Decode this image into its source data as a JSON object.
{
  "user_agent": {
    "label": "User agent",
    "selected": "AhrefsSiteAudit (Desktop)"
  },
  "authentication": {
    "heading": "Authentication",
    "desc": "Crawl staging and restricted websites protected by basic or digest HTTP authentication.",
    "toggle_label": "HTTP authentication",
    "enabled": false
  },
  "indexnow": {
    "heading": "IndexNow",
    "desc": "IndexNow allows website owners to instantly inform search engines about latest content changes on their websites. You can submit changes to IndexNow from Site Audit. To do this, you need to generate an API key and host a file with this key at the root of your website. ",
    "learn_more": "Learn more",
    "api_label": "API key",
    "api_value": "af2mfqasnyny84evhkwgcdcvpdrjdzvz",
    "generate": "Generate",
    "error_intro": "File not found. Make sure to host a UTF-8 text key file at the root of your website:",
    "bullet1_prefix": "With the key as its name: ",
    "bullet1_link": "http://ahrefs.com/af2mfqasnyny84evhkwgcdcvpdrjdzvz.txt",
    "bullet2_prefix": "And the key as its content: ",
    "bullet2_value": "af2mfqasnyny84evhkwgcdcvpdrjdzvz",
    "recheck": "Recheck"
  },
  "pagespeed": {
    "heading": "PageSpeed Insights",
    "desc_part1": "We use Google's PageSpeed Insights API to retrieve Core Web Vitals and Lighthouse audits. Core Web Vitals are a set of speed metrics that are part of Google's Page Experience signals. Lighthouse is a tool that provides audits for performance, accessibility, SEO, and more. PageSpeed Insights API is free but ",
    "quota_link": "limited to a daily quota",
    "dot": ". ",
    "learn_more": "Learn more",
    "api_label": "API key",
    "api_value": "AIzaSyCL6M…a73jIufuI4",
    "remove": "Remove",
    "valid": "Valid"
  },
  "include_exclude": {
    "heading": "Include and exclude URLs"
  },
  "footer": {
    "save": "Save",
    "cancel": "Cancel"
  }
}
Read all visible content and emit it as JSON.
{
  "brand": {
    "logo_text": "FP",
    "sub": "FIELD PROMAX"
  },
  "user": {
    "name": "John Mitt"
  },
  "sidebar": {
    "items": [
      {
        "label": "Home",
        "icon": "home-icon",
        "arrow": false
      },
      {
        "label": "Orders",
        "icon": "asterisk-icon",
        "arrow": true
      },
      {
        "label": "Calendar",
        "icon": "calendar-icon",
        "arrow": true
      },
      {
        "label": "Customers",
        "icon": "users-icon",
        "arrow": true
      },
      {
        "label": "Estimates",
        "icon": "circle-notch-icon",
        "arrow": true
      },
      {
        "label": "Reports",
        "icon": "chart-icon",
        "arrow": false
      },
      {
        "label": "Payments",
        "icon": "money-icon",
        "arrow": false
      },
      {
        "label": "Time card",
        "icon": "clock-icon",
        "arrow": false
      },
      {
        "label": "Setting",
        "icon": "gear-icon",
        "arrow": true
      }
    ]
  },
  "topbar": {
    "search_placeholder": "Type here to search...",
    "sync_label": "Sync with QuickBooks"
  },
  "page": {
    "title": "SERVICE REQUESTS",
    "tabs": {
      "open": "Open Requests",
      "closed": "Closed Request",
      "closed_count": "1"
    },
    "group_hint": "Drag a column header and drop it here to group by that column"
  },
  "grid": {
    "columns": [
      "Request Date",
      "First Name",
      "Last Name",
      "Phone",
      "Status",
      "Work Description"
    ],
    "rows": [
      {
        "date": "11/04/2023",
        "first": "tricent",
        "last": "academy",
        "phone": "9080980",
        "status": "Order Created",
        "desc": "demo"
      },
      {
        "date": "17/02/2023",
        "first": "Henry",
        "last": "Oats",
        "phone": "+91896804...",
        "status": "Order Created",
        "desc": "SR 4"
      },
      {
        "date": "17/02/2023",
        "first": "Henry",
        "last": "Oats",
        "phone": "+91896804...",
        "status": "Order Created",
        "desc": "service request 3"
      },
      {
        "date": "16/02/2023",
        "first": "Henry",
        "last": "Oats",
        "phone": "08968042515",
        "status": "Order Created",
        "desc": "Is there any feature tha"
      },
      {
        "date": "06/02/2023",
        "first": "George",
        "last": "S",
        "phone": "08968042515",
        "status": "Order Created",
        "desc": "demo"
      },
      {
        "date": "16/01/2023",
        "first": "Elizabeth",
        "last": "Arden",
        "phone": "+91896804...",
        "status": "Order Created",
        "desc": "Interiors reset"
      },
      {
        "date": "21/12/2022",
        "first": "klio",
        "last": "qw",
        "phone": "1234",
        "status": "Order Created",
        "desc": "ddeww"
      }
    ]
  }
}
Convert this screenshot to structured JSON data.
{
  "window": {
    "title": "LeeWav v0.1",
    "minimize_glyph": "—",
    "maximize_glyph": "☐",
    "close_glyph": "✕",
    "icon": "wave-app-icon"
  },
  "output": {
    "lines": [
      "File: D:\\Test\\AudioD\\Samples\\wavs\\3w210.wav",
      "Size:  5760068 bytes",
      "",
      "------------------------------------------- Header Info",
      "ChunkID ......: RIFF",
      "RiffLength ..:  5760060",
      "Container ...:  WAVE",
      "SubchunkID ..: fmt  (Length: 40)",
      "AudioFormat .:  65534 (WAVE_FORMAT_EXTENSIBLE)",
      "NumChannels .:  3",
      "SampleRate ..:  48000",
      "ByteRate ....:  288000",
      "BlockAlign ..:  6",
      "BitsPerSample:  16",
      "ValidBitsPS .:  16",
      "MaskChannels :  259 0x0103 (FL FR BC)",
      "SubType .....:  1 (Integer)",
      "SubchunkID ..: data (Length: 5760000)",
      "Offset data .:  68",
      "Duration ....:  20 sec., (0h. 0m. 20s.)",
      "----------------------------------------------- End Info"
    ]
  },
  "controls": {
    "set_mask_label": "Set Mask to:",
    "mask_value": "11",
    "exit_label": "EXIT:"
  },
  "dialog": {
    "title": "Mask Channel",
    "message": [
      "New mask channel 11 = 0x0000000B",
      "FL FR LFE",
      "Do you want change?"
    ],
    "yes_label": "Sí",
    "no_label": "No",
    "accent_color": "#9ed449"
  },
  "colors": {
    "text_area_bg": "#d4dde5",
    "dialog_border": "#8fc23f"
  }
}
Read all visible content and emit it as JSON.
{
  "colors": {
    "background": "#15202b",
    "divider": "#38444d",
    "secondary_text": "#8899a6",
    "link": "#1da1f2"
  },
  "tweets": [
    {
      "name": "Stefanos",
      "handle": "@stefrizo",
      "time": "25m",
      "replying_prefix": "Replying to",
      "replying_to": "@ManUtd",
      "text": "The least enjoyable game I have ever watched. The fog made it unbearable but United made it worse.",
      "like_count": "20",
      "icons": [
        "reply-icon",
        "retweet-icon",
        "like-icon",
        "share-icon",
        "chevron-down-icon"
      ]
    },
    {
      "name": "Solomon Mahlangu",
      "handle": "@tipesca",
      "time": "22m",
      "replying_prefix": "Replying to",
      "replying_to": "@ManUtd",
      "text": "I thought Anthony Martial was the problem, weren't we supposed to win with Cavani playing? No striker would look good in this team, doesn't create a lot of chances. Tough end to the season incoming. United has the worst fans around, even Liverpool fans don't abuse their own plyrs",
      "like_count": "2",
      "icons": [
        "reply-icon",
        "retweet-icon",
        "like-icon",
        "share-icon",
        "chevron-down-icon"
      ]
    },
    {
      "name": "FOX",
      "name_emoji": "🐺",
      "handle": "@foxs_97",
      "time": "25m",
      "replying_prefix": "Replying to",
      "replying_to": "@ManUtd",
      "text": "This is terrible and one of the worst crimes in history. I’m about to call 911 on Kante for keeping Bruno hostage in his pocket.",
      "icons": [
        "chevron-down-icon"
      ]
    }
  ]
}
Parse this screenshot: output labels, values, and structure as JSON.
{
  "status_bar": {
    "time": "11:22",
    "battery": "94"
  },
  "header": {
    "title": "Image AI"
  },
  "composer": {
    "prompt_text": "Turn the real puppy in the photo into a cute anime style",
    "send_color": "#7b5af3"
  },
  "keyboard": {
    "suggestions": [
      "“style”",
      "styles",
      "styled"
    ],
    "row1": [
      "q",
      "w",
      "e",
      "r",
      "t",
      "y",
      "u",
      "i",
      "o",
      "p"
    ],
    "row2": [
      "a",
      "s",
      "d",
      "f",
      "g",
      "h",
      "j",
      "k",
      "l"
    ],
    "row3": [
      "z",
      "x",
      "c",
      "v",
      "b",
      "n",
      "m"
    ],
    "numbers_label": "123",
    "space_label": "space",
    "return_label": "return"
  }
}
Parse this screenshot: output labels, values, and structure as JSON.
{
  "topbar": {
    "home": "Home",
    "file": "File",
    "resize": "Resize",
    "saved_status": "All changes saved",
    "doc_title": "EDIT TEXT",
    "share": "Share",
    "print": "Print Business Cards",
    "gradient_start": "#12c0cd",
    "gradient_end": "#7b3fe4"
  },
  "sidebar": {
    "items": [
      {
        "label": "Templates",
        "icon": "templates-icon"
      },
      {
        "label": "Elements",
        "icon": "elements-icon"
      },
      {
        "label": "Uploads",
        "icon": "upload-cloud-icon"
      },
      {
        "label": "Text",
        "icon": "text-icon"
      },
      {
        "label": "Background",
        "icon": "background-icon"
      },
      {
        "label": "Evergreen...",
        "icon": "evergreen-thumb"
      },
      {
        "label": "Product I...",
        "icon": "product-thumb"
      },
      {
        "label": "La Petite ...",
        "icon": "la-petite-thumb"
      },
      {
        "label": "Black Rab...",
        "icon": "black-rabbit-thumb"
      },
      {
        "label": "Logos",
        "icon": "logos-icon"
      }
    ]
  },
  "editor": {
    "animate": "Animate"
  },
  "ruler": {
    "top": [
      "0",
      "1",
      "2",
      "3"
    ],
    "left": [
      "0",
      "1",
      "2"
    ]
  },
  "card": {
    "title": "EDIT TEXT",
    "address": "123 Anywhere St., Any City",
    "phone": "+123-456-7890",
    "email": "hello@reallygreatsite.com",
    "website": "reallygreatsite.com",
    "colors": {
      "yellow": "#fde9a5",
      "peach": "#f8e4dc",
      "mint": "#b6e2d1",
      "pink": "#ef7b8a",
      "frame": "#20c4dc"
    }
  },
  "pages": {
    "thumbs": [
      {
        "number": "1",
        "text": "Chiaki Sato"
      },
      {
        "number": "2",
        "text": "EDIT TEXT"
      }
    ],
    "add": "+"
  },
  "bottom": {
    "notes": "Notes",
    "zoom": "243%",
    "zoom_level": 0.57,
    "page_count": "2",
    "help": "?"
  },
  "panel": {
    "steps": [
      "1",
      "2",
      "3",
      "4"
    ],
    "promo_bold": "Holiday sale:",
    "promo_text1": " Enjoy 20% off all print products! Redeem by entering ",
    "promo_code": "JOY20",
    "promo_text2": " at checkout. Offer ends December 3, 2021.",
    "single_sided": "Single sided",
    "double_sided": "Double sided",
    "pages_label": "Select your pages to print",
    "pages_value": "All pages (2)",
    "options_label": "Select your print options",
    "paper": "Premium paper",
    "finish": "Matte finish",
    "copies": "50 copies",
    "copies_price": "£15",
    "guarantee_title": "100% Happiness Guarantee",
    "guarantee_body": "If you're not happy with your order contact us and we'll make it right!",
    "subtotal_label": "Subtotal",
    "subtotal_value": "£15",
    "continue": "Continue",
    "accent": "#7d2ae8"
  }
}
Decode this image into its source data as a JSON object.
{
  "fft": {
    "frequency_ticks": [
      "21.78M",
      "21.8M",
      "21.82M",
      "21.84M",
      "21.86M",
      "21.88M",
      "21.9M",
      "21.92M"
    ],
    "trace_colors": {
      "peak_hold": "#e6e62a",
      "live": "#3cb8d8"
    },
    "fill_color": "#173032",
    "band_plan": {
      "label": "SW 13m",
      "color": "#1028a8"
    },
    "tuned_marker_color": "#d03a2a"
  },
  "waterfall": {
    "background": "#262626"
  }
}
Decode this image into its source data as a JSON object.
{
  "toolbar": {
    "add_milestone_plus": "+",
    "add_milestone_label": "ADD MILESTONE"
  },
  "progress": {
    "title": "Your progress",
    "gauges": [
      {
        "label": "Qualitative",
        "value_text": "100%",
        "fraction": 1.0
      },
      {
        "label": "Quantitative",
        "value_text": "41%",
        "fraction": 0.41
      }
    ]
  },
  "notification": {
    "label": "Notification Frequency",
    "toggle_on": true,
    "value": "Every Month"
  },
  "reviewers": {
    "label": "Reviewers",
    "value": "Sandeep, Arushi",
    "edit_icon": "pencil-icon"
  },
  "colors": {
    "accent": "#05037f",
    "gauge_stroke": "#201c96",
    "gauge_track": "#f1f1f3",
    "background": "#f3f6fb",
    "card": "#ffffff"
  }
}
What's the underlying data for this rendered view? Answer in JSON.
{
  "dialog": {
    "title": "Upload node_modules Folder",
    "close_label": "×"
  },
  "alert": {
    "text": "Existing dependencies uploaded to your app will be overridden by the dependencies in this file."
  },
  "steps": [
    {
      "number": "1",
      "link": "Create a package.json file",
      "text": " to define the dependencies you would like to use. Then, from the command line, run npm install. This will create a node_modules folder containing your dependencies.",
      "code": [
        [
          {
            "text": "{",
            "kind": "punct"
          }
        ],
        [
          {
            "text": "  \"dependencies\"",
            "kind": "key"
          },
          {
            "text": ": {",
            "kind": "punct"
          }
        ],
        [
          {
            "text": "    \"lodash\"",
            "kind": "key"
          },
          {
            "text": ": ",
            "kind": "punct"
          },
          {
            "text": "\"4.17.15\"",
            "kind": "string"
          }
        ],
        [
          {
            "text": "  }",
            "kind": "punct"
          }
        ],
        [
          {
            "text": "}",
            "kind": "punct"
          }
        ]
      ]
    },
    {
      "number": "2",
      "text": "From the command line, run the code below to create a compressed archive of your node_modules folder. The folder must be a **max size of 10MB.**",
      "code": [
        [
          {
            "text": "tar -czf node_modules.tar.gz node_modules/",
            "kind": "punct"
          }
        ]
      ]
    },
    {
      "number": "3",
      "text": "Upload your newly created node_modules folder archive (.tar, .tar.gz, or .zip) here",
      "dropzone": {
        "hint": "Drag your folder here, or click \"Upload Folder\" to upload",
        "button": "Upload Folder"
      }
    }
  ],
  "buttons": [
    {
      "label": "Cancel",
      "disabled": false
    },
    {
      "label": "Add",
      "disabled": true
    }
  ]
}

Instructions for the task: How many of these lines contain "sided"? Write only the number.

Final answer: 2